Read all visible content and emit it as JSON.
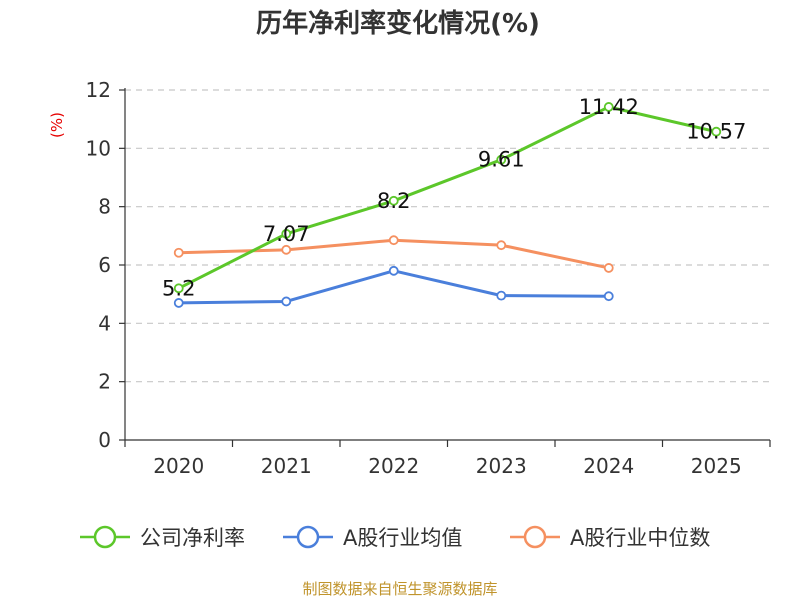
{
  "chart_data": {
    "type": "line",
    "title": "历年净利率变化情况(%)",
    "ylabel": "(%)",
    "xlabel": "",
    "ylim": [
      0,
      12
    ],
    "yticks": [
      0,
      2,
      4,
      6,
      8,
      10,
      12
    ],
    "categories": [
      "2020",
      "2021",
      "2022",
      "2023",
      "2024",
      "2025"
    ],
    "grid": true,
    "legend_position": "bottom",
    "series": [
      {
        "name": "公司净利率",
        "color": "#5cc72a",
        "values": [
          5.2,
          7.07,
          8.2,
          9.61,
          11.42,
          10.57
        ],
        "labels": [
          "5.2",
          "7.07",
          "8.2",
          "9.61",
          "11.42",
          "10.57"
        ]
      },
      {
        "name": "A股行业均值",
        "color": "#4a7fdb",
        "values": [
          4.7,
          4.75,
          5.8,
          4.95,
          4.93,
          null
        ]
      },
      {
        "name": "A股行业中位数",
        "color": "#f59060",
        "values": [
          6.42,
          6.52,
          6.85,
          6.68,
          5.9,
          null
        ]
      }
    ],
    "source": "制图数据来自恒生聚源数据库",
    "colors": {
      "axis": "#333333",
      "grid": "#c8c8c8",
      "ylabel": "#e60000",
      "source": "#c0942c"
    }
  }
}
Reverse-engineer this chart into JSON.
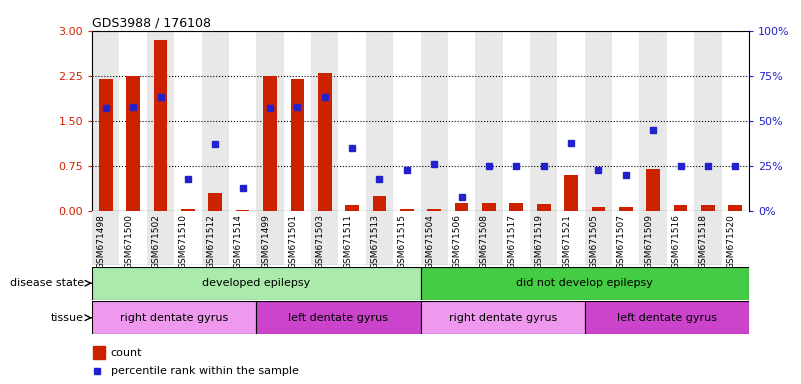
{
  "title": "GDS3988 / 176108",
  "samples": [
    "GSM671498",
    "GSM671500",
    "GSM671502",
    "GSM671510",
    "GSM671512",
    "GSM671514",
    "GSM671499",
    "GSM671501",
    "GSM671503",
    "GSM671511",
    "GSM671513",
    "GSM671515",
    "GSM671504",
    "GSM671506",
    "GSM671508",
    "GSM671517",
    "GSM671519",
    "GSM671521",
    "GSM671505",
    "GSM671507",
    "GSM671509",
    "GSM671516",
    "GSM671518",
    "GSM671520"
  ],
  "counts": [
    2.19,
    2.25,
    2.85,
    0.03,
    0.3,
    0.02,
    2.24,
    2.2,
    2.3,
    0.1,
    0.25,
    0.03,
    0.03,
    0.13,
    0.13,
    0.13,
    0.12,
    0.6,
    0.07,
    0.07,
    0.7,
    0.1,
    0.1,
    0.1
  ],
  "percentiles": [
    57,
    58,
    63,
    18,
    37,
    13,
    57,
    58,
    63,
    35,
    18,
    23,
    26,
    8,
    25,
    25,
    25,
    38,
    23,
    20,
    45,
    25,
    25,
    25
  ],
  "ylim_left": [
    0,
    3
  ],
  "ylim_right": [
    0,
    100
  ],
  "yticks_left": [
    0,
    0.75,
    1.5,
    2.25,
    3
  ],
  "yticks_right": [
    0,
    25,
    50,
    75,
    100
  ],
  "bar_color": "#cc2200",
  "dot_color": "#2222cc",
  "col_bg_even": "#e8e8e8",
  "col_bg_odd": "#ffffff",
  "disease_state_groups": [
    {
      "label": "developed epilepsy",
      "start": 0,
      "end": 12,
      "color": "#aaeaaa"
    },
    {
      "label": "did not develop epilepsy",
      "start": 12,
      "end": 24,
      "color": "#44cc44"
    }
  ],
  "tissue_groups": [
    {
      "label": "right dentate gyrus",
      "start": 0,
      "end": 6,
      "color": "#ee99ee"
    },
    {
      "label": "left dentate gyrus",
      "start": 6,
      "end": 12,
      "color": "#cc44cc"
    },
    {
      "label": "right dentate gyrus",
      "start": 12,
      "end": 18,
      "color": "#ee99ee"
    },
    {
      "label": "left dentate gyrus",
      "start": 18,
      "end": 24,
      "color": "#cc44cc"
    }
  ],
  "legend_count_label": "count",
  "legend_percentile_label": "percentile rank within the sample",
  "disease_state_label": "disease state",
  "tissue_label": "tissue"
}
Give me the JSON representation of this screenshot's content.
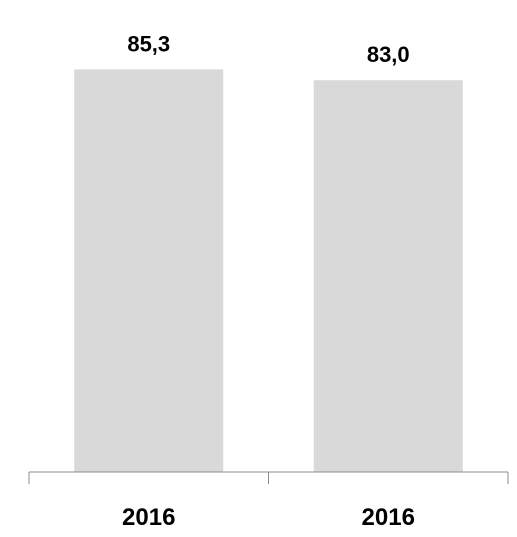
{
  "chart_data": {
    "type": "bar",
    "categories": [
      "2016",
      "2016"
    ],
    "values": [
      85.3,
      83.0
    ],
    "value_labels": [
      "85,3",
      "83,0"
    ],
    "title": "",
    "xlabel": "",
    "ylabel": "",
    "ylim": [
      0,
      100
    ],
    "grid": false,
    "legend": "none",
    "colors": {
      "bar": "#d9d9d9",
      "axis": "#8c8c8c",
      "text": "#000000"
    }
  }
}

━━━━

## What is asked
Retype all of the entries exactly as written, leaving out any images.

## Response below
Read all visible content and emit it as JSON.
{
  "chart_data": {
    "type": "line",
    "title": "历年净利率变化情况(%)",
    "ylabel": "(%)",
    "xlabel": "",
    "ylim": [
      0,
      12
    ],
    "yticks": [
      0,
      2,
      4,
      6,
      8,
      10,
      12
    ],
    "categories": [
      "2020",
      "2021",
      "2022",
      "2023",
      "2024",
      "2025"
    ],
    "grid": true,
    "legend_position": "bottom",
    "series": [
      {
        "name": "公司净利率",
        "color": "#5cc72a",
        "values": [
          5.2,
          7.07,
          8.2,
          9.61,
          11.42,
          10.57
        ],
        "labels": [
          "5.2",
          "7.07",
          "8.2",
          "9.61",
          "11.42",
          "10.57"
        ]
      },
      {
        "name": "A股行业均值",
        "color": "#4a7fdb",
        "values": [
          4.7,
          4.75,
          5.8,
          4.95,
          4.93,
          null
        ]
      },
      {
        "name": "A股行业中位数",
        "color": "#f59060",
        "values": [
          6.42,
          6.52,
          6.85,
          6.68,
          5.9,
          null
        ]
      }
    ],
    "source": "制图数据来自恒生聚源数据库",
    "colors": {
      "axis": "#333333",
      "grid": "#c8c8c8",
      "ylabel": "#e60000",
      "source": "#c0942c"
    }
  }
}
Reverse-engineer this chart into JSON.
{
  "title": "GDS3988 / 176108",
  "samples": [
    "GSM671498",
    "GSM671500",
    "GSM671502",
    "GSM671510",
    "GSM671512",
    "GSM671514",
    "GSM671499",
    "GSM671501",
    "GSM671503",
    "GSM671511",
    "GSM671513",
    "GSM671515",
    "GSM671504",
    "GSM671506",
    "GSM671508",
    "GSM671517",
    "GSM671519",
    "GSM671521",
    "GSM671505",
    "GSM671507",
    "GSM671509",
    "GSM671516",
    "GSM671518",
    "GSM671520"
  ],
  "counts": [
    2.19,
    2.25,
    2.85,
    0.03,
    0.3,
    0.02,
    2.24,
    2.2,
    2.3,
    0.1,
    0.25,
    0.03,
    0.03,
    0.13,
    0.13,
    0.13,
    0.12,
    0.6,
    0.07,
    0.07,
    0.7,
    0.1,
    0.1,
    0.1
  ],
  "percentiles": [
    57,
    58,
    63,
    18,
    37,
    13,
    57,
    58,
    63,
    35,
    18,
    23,
    26,
    8,
    25,
    25,
    25,
    38,
    23,
    20,
    45,
    25,
    25,
    25
  ],
  "ylim_left": [
    0,
    3
  ],
  "ylim_right": [
    0,
    100
  ],
  "yticks_left": [
    0,
    0.75,
    1.5,
    2.25,
    3
  ],
  "yticks_right": [
    0,
    25,
    50,
    75,
    100
  ],
  "bar_color": "#cc2200",
  "dot_color": "#2222cc",
  "col_bg_even": "#e8e8e8",
  "col_bg_odd": "#ffffff",
  "disease_state_groups": [
    {
      "label": "developed epilepsy",
      "start": 0,
      "end": 12,
      "color": "#aaeaaa"
    },
    {
      "label": "did not develop epilepsy",
      "start": 12,
      "end": 24,
      "color": "#44cc44"
    }
  ],
  "tissue_groups": [
    {
      "label": "right dentate gyrus",
      "start": 0,
      "end": 6,
      "color": "#ee99ee"
    },
    {
      "label": "left dentate gyrus",
      "start": 6,
      "end": 12,
      "color": "#cc44cc"
    },
    {
      "label": "right dentate gyrus",
      "start": 12,
      "end": 18,
      "color": "#ee99ee"
    },
    {
      "label": "left dentate gyrus",
      "start": 18,
      "end": 24,
      "color": "#cc44cc"
    }
  ],
  "legend_count_label": "count",
  "legend_percentile_label": "percentile rank within the sample",
  "disease_state_label": "disease state",
  "tissue_label": "tissue"
}
Give me the JSON representation of this screenshot's content.
{
  "chart_data": {
    "type": "bar",
    "categories": [
      "2016",
      "2016"
    ],
    "values": [
      85.3,
      83.0
    ],
    "value_labels": [
      "85,3",
      "83,0"
    ],
    "title": "",
    "xlabel": "",
    "ylabel": "",
    "ylim": [
      0,
      100
    ],
    "grid": false,
    "legend": "none",
    "colors": {
      "bar": "#d9d9d9",
      "axis": "#8c8c8c",
      "text": "#000000"
    }
  }
}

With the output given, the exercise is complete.